====== Entries supplied ======

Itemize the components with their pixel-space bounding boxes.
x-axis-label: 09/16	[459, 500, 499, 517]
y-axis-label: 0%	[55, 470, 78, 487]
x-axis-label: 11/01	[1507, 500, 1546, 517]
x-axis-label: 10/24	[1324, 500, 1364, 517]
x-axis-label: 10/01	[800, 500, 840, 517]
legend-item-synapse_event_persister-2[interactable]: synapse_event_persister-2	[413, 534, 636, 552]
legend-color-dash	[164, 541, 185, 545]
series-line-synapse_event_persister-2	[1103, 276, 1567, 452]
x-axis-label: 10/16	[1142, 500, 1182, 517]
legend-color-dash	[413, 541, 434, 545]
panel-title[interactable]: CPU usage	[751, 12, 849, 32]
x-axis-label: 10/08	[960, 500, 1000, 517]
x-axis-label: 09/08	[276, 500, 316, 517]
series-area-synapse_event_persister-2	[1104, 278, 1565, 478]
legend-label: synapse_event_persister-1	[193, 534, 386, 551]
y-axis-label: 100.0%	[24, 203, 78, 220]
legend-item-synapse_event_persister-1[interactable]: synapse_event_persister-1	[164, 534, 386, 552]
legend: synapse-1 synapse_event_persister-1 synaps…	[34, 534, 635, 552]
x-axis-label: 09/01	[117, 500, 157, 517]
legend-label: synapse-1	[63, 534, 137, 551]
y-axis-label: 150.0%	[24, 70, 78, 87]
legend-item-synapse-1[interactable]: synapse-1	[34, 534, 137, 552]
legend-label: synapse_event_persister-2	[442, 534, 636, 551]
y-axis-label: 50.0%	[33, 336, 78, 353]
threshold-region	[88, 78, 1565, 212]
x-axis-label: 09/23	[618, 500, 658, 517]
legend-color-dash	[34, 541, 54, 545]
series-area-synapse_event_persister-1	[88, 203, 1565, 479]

======

▶ _Objective_
Swap "legend-color-dash" for "legend-swatch" everywhere it occurs in the entries above, and write the entries out again with nothing else changed.

▶ _Written solution_
Itemize the components with their pixel-space bounding boxes.
x-axis-label: 09/16	[459, 500, 499, 517]
y-axis-label: 0%	[55, 470, 78, 487]
x-axis-label: 11/01	[1507, 500, 1546, 517]
x-axis-label: 10/24	[1324, 500, 1364, 517]
x-axis-label: 10/01	[800, 500, 840, 517]
legend-item-synapse_event_persister-2[interactable]: synapse_event_persister-2	[413, 534, 636, 552]
legend-swatch	[164, 541, 185, 545]
series-line-synapse_event_persister-2	[1103, 276, 1567, 452]
x-axis-label: 10/16	[1142, 500, 1182, 517]
legend-swatch	[413, 541, 434, 545]
panel-title[interactable]: CPU usage	[751, 12, 849, 32]
x-axis-label: 10/08	[960, 500, 1000, 517]
x-axis-label: 09/08	[276, 500, 316, 517]
series-area-synapse_event_persister-2	[1104, 278, 1565, 478]
legend-label: synapse_event_persister-1	[193, 534, 386, 551]
y-axis-label: 100.0%	[24, 203, 78, 220]
legend-item-synapse_event_persister-1[interactable]: synapse_event_persister-1	[164, 534, 386, 552]
legend: synapse-1 synapse_event_persister-1 synaps…	[34, 534, 635, 552]
x-axis-label: 09/01	[117, 500, 157, 517]
legend-label: synapse-1	[63, 534, 137, 551]
y-axis-label: 150.0%	[24, 70, 78, 87]
legend-item-synapse-1[interactable]: synapse-1	[34, 534, 137, 552]
legend-label: synapse_event_persister-2	[442, 534, 636, 551]
y-axis-label: 50.0%	[33, 336, 78, 353]
threshold-region	[88, 78, 1565, 212]
x-axis-label: 09/23	[618, 500, 658, 517]
legend-swatch	[34, 541, 54, 545]
series-area-synapse_event_persister-1	[88, 203, 1565, 479]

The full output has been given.